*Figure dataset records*
• • • • • • •
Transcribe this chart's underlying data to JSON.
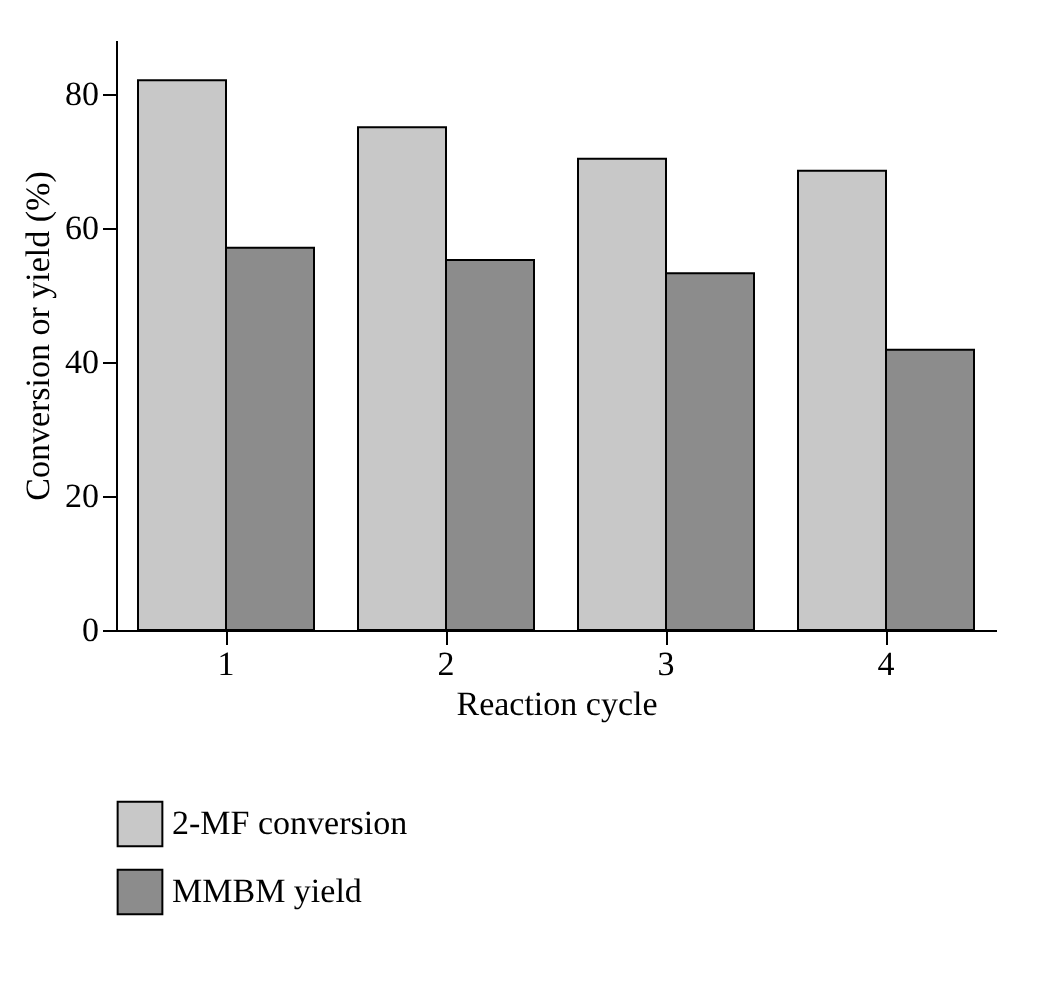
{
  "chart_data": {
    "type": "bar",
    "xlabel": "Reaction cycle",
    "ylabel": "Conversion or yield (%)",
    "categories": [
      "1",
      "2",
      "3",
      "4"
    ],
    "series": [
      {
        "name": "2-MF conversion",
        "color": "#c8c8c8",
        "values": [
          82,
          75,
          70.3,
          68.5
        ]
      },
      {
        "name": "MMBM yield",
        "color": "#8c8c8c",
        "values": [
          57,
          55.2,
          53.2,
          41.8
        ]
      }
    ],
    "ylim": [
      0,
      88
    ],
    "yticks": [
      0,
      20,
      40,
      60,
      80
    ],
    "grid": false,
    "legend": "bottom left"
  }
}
• • • • • • •
Go through the entries above and print each one exactly, minus the pictures.

Transcribe this chart's underlying data to JSON.
{
  "chart_data": {
    "type": "bar",
    "xlabel": "Reaction cycle",
    "ylabel": "Conversion or yield (%)",
    "categories": [
      "1",
      "2",
      "3",
      "4"
    ],
    "series": [
      {
        "name": "2-MF conversion",
        "color": "#c8c8c8",
        "values": [
          82,
          75,
          70.3,
          68.5
        ]
      },
      {
        "name": "MMBM yield",
        "color": "#8c8c8c",
        "values": [
          57,
          55.2,
          53.2,
          41.8
        ]
      }
    ],
    "ylim": [
      0,
      88
    ],
    "yticks": [
      0,
      20,
      40,
      60,
      80
    ],
    "grid": false,
    "legend": "bottom left"
  }
}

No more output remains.